Input material:
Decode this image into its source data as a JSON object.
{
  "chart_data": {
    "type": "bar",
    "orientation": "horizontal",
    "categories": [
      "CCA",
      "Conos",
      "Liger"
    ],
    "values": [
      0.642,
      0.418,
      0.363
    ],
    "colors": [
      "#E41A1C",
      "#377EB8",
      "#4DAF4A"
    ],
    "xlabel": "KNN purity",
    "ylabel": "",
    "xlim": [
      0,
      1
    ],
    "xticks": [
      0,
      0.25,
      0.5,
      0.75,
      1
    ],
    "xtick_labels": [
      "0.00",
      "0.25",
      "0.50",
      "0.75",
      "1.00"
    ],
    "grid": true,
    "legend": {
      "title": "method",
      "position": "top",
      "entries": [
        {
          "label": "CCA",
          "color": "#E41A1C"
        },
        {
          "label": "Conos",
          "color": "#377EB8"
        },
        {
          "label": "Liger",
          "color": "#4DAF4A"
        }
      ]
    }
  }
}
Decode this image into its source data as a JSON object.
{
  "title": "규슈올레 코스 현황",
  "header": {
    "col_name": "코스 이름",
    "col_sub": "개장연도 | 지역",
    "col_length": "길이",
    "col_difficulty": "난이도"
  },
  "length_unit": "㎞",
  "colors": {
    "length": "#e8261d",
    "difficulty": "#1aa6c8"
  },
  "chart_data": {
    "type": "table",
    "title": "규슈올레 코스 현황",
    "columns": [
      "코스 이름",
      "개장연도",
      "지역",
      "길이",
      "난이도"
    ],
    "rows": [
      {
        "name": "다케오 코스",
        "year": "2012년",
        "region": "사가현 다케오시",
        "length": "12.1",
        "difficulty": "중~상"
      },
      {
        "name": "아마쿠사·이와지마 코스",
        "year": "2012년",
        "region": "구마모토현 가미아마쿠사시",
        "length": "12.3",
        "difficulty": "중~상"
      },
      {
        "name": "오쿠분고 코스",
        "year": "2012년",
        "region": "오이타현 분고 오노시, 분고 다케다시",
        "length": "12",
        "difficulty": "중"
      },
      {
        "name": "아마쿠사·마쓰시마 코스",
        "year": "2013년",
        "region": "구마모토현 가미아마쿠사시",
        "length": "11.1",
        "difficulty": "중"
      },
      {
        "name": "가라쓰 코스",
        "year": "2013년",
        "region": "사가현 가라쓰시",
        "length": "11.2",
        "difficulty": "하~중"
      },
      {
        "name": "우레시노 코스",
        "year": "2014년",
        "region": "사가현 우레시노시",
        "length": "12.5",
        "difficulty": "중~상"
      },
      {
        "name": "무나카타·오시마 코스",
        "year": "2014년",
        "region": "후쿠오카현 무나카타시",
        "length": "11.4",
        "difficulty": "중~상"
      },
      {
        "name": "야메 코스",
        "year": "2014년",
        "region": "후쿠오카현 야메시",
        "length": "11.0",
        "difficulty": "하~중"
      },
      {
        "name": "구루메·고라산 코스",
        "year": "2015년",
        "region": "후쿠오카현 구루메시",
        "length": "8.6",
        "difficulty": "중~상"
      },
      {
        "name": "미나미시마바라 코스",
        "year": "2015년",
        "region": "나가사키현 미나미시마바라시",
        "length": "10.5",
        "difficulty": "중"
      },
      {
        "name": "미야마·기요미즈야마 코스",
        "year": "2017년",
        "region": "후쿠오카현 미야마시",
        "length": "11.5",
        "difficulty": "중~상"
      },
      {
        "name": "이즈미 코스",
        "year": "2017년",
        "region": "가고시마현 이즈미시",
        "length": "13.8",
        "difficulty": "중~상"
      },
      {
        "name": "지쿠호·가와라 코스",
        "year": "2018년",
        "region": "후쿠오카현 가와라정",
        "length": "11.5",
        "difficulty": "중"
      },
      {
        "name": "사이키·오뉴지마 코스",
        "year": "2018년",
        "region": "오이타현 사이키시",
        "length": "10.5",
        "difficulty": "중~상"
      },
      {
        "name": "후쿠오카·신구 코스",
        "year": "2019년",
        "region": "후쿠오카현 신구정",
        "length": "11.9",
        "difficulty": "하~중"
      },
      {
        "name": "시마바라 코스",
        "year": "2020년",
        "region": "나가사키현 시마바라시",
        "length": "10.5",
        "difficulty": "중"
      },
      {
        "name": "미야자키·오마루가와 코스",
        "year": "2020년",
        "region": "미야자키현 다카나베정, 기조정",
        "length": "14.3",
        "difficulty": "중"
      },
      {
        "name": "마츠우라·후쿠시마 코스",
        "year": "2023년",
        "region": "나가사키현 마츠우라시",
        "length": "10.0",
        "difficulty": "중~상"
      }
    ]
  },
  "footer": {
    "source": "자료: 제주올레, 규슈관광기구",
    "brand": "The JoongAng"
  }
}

Work to be completed: Extract each entry in full, exactly as given.

Answer for this exercise:
Decode this image into its source data as a JSON object.
{
  "chart_data": {
    "type": "bar",
    "orientation": "horizontal",
    "categories": [
      "CCA",
      "Conos",
      "Liger"
    ],
    "values": [
      0.642,
      0.418,
      0.363
    ],
    "colors": [
      "#E41A1C",
      "#377EB8",
      "#4DAF4A"
    ],
    "xlabel": "KNN purity",
    "ylabel": "",
    "xlim": [
      0,
      1
    ],
    "xticks": [
      0,
      0.25,
      0.5,
      0.75,
      1
    ],
    "xtick_labels": [
      "0.00",
      "0.25",
      "0.50",
      "0.75",
      "1.00"
    ],
    "grid": true,
    "legend": {
      "title": "method",
      "position": "top",
      "entries": [
        {
          "label": "CCA",
          "color": "#E41A1C"
        },
        {
          "label": "Conos",
          "color": "#377EB8"
        },
        {
          "label": "Liger",
          "color": "#4DAF4A"
        }
      ]
    }
  }
}
Decode this image into its source data as a JSON object.
{
  "title": "규슈올레 코스 현황",
  "header": {
    "col_name": "코스 이름",
    "col_sub": "개장연도 | 지역",
    "col_length": "길이",
    "col_difficulty": "난이도"
  },
  "length_unit": "㎞",
  "colors": {
    "length": "#e8261d",
    "difficulty": "#1aa6c8"
  },
  "chart_data": {
    "type": "table",
    "title": "규슈올레 코스 현황",
    "columns": [
      "코스 이름",
      "개장연도",
      "지역",
      "길이",
      "난이도"
    ],
    "rows": [
      {
        "name": "다케오 코스",
        "year": "2012년",
        "region": "사가현 다케오시",
        "length": "12.1",
        "difficulty": "중~상"
      },
      {
        "name": "아마쿠사·이와지마 코스",
        "year": "2012년",
        "region": "구마모토현 가미아마쿠사시",
        "length": "12.3",
        "difficulty": "중~상"
      },
      {
        "name": "오쿠분고 코스",
        "year": "2012년",
        "region": "오이타현 분고 오노시, 분고 다케다시",
        "length": "12",
        "difficulty": "중"
      },
      {
        "name": "아마쿠사·마쓰시마 코스",
        "year": "2013년",
        "region": "구마모토현 가미아마쿠사시",
        "length": "11.1",
        "difficulty": "중"
      },
      {
        "name": "가라쓰 코스",
        "year": "2013년",
        "region": "사가현 가라쓰시",
        "length": "11.2",
        "difficulty": "하~중"
      },
      {
        "name": "우레시노 코스",
        "year": "2014년",
        "region": "사가현 우레시노시",
        "length": "12.5",
        "difficulty": "중~상"
      },
      {
        "name": "무나카타·오시마 코스",
        "year": "2014년",
        "region": "후쿠오카현 무나카타시",
        "length": "11.4",
        "difficulty": "중~상"
      },
      {
        "name": "야메 코스",
        "year": "2014년",
        "region": "후쿠오카현 야메시",
        "length": "11.0",
        "difficulty": "하~중"
      },
      {
        "name": "구루메·고라산 코스",
        "year": "2015년",
        "region": "후쿠오카현 구루메시",
        "length": "8.6",
        "difficulty": "중~상"
      },
      {
        "name": "미나미시마바라 코스",
        "year": "2015년",
        "region": "나가사키현 미나미시마바라시",
        "length": "10.5",
        "difficulty": "중"
      },
      {
        "name": "미야마·기요미즈야마 코스",
        "year": "2017년",
        "region": "후쿠오카현 미야마시",
        "length": "11.5",
        "difficulty": "중~상"
      },
      {
        "name": "이즈미 코스",
        "year": "2017년",
        "region": "가고시마현 이즈미시",
        "length": "13.8",
        "difficulty": "중~상"
      },
      {
        "name": "지쿠호·가와라 코스",
        "year": "2018년",
        "region": "후쿠오카현 가와라정",
        "length": "11.5",
        "difficulty": "중"
      },
      {
        "name": "사이키·오뉴지마 코스",
        "year": "2018년",
        "region": "오이타현 사이키시",
        "length": "10.5",
        "difficulty": "중~상"
      },
      {
        "name": "후쿠오카·신구 코스",
        "year": "2019년",
        "region": "후쿠오카현 신구정",
        "length": "11.9",
        "difficulty": "하~중"
      },
      {
        "name": "시마바라 코스",
        "year": "2020년",
        "region": "나가사키현 시마바라시",
        "length": "10.5",
        "difficulty": "중"
      },
      {
        "name": "미야자키·오마루가와 코스",
        "year": "2020년",
        "region": "미야자키현 다카나베정, 기조정",
        "length": "14.3",
        "difficulty": "중"
      },
      {
        "name": "마츠우라·후쿠시마 코스",
        "year": "2023년",
        "region": "나가사키현 마츠우라시",
        "length": "10.0",
        "difficulty": "중~상"
      }
    ]
  },
  "footer": {
    "source": "자료: 제주올레, 규슈관광기구",
    "brand": "The JoongAng"
  }
}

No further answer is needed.